Entries provided:

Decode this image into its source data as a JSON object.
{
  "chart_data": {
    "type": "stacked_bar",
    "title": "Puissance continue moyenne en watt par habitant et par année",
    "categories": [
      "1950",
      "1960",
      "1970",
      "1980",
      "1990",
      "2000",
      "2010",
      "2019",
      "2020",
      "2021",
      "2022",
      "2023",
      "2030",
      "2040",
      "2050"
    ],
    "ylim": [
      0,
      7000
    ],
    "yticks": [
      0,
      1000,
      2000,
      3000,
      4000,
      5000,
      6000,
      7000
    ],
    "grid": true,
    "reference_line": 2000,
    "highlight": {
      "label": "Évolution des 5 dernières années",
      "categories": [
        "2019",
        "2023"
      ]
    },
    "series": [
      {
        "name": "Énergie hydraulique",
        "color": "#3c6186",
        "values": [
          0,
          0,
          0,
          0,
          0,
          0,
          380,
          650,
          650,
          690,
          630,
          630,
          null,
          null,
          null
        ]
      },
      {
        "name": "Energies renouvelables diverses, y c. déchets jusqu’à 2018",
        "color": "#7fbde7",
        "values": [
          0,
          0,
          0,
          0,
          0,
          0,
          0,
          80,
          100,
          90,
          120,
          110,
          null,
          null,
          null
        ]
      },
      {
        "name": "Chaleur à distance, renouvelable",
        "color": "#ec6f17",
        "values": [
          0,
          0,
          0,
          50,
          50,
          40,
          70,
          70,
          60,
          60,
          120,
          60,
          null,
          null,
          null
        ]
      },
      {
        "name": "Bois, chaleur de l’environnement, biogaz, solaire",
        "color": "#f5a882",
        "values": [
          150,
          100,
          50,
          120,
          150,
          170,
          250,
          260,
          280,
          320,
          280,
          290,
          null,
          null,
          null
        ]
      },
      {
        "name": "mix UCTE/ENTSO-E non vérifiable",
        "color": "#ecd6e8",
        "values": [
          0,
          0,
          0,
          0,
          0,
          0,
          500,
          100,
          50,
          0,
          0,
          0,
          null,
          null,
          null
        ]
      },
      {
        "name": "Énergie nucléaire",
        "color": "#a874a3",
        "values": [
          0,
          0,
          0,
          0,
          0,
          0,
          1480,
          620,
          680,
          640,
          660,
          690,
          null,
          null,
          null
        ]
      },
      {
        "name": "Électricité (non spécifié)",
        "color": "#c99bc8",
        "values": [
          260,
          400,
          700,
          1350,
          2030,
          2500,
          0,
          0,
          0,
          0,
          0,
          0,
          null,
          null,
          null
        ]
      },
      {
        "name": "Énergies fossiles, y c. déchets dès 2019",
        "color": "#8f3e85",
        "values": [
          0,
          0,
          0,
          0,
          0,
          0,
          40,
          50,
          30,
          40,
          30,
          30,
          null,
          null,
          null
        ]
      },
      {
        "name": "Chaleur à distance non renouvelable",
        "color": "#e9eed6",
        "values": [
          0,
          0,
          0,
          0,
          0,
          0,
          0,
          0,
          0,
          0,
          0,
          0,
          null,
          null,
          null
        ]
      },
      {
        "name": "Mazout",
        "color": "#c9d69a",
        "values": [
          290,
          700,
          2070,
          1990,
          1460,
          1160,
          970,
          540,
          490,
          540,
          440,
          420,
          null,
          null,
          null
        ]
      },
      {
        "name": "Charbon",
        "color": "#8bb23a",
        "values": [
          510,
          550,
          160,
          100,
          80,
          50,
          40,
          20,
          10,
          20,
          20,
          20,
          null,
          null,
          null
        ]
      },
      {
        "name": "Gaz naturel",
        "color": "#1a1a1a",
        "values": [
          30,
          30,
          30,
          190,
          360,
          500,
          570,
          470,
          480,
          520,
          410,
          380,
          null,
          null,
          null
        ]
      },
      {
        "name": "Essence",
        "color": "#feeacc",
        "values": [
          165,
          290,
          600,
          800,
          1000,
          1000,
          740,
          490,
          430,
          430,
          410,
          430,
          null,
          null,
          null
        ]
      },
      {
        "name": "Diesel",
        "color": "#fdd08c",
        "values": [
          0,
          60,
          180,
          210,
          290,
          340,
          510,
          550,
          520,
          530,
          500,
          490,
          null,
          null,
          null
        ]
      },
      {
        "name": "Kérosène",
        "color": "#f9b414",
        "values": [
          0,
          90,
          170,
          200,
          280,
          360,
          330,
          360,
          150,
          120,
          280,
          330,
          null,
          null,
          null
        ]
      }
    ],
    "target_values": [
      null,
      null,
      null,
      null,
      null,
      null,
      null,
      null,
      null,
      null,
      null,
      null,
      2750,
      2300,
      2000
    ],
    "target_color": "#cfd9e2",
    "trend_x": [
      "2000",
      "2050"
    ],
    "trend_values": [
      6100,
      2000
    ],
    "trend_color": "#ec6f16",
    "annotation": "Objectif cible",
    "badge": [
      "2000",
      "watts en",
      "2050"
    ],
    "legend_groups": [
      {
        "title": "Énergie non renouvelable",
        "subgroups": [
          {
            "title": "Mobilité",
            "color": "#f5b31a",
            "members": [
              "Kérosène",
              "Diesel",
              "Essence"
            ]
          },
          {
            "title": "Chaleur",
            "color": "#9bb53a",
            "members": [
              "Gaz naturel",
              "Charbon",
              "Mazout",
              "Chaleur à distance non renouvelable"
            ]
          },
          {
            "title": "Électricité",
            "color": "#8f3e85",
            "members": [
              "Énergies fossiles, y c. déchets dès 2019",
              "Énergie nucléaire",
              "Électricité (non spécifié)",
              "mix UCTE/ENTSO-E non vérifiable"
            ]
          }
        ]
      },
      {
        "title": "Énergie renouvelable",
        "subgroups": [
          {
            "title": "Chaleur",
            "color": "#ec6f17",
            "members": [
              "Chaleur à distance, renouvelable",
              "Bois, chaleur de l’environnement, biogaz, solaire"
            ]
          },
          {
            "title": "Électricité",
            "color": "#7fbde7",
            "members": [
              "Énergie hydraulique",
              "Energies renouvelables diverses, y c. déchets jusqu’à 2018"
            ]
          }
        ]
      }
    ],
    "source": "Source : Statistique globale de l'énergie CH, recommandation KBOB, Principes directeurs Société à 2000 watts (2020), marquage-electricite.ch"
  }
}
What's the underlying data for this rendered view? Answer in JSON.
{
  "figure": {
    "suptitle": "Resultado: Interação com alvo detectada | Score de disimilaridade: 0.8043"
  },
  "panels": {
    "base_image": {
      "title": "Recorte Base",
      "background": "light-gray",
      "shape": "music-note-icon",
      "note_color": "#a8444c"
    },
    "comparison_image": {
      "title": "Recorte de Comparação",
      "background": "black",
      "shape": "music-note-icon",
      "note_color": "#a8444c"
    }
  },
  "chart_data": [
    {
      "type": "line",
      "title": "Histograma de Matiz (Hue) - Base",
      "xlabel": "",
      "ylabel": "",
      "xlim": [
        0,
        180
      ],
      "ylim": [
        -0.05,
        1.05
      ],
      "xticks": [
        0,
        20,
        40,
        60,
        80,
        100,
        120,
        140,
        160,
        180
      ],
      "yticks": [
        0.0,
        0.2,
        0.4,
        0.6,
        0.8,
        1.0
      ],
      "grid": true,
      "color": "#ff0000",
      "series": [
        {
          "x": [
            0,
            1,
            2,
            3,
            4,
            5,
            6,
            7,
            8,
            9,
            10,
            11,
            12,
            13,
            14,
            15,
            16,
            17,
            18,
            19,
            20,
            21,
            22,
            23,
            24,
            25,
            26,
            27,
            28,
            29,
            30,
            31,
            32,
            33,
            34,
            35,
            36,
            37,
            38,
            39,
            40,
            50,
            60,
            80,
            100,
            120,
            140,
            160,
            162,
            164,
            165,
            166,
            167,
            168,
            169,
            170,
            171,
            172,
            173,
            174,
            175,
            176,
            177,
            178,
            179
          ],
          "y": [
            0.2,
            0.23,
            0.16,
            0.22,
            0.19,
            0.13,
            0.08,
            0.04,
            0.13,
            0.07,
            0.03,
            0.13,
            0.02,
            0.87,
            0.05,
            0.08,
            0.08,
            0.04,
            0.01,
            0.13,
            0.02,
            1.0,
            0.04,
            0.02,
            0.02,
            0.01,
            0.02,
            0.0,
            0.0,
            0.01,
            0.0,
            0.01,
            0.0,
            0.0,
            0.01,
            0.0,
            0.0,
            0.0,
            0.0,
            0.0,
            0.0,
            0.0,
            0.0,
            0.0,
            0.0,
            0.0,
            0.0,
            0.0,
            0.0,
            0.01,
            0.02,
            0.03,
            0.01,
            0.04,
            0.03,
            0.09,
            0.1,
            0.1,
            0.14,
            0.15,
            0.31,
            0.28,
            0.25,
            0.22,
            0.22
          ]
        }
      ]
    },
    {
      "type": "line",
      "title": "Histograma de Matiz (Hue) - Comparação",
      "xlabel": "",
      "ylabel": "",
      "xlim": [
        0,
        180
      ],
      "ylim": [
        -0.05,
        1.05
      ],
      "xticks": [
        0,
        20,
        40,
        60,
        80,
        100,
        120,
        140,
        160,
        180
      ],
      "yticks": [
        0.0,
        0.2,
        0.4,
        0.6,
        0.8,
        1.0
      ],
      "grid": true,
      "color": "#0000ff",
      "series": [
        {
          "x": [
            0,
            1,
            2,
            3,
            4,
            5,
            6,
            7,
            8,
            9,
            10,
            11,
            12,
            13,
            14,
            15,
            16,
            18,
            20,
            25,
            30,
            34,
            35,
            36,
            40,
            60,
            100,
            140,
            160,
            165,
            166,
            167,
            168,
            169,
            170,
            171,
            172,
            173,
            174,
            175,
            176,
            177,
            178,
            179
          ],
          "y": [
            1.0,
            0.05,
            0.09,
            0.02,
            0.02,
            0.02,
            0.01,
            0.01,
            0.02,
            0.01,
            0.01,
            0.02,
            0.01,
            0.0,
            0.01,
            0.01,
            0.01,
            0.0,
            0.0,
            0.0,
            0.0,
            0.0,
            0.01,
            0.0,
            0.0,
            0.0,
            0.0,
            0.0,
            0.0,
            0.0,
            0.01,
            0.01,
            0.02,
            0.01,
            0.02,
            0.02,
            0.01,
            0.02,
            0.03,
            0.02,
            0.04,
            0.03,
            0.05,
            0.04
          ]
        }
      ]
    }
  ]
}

The exercise: Within the material above, find the lines that contain the word "Bois"; copy them.

Correct response:
        "name": "Bois, chaleur de l’environnement, biogaz, solaire",
              "Bois, chaleur de l’environnement, biogaz, solaire"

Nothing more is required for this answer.